## WHAT THE TASK ASKS
All records are to be retyped faithfully and completely.

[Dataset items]

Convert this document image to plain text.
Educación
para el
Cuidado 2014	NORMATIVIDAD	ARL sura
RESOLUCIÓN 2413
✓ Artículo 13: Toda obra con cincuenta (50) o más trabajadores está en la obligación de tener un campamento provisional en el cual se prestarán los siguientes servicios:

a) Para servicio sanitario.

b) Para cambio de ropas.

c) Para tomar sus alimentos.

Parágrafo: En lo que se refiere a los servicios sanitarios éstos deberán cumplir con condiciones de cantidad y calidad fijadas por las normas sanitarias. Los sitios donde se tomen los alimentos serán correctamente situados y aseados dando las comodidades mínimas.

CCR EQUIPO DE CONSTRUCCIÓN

## THE ANSWER
Convert this document image to plain text.
Educación
para el
Cuidado 2014	NORMATIVIDAD	ARL sura
RESOLUCIÓN 2413
✓ Artículo 13: Toda obra con cincuenta (50) o más trabajadores está en la obligación de tener un campamento provisional en el cual se prestarán los siguientes servicios:

a) Para servicio sanitario.

b) Para cambio de ropas.

c) Para tomar sus alimentos.

Parágrafo: En lo que se refiere a los servicios sanitarios éstos deberán cumplir con condiciones de cantidad y calidad fijadas por las normas sanitarias. Los sitios donde se tomen los alimentos serán correctamente situados y aseados dando las comodidades mínimas.

CCR EQUIPO DE CONSTRUCCIÓN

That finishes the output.